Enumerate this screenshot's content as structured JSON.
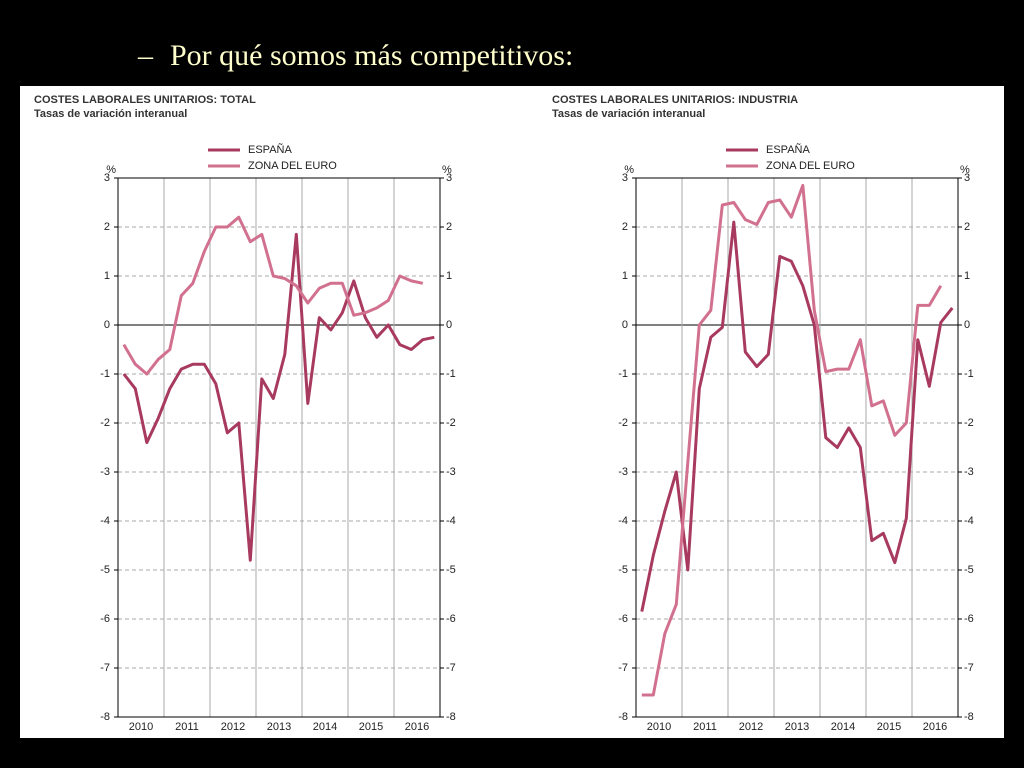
{
  "bullet": "–",
  "slide_title": "Por qué somos más competitivos:",
  "chart_data": [
    {
      "type": "line",
      "title": "COSTES LABORALES UNITARIOS: TOTAL",
      "subtitle": "Tasas de variación interanual",
      "y_unit": "%",
      "categories": [
        null,
        "2010",
        null,
        null,
        null,
        "2011",
        null,
        null,
        null,
        "2012",
        null,
        null,
        null,
        "2013",
        null,
        null,
        null,
        "2014",
        null,
        null,
        null,
        "2015",
        null,
        null,
        null,
        "2016",
        null,
        null
      ],
      "series": [
        {
          "name": "ESPAÑA",
          "color": "#a83a5f",
          "values": [
            -1.0,
            -1.3,
            -2.4,
            -1.9,
            -1.3,
            -0.9,
            -0.8,
            -0.8,
            -1.2,
            -2.2,
            -2.0,
            -4.8,
            -1.1,
            -1.5,
            -0.6,
            1.85,
            -1.6,
            0.15,
            -0.1,
            0.25,
            0.9,
            0.15,
            -0.25,
            0.0,
            -0.4,
            -0.5,
            -0.3,
            -0.25
          ]
        },
        {
          "name": "ZONA DEL EURO",
          "color": "#d2718f",
          "values": [
            -0.4,
            -0.8,
            -1.0,
            -0.7,
            -0.5,
            0.6,
            0.85,
            1.5,
            2.0,
            2.0,
            2.2,
            1.7,
            1.85,
            1.0,
            0.95,
            0.8,
            0.45,
            0.75,
            0.85,
            0.85,
            0.2,
            0.25,
            0.35,
            0.5,
            1.0,
            0.9,
            0.85,
            null
          ]
        }
      ],
      "ylim": [
        -8,
        3
      ],
      "yticks": [
        -8,
        -7,
        -6,
        -5,
        -4,
        -3,
        -2,
        -1,
        0,
        1,
        2,
        3
      ],
      "grid": true
    },
    {
      "type": "line",
      "title": "COSTES LABORALES UNITARIOS: INDUSTRIA",
      "subtitle": "Tasas de variación interanual",
      "y_unit": "%",
      "categories": [
        null,
        "2010",
        null,
        null,
        null,
        "2011",
        null,
        null,
        null,
        "2012",
        null,
        null,
        null,
        "2013",
        null,
        null,
        null,
        "2014",
        null,
        null,
        null,
        "2015",
        null,
        null,
        null,
        "2016",
        null,
        null
      ],
      "series": [
        {
          "name": "ESPAÑA",
          "color": "#a83a5f",
          "values": [
            -5.85,
            -4.7,
            -3.8,
            -3.0,
            -5.0,
            -1.3,
            -0.25,
            -0.05,
            2.1,
            -0.55,
            -0.85,
            -0.6,
            1.4,
            1.3,
            0.8,
            0.0,
            -2.3,
            -2.5,
            -2.1,
            -2.5,
            -4.4,
            -4.25,
            -4.85,
            -3.95,
            -0.3,
            -1.25,
            0.05,
            0.35
          ]
        },
        {
          "name": "ZONA DEL EURO",
          "color": "#d2718f",
          "values": [
            -7.55,
            -7.55,
            -6.3,
            -5.7,
            -2.8,
            0.0,
            0.3,
            2.45,
            2.5,
            2.15,
            2.05,
            2.5,
            2.55,
            2.2,
            2.85,
            0.3,
            -0.95,
            -0.9,
            -0.9,
            -0.3,
            -1.65,
            -1.55,
            -2.25,
            -2.0,
            0.4,
            0.4,
            0.8,
            null
          ]
        }
      ],
      "ylim": [
        -8,
        3
      ],
      "yticks": [
        -8,
        -7,
        -6,
        -5,
        -4,
        -3,
        -2,
        -1,
        0,
        1,
        2,
        3
      ],
      "grid": true
    }
  ]
}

Aim of the task
Go through the listing above and locate each line that holds the word "UNITARIOS". Copy those lines.

Expected answer
      "title": "COSTES LABORALES UNITARIOS: TOTAL",
      "title": "COSTES LABORALES UNITARIOS: INDUSTRIA",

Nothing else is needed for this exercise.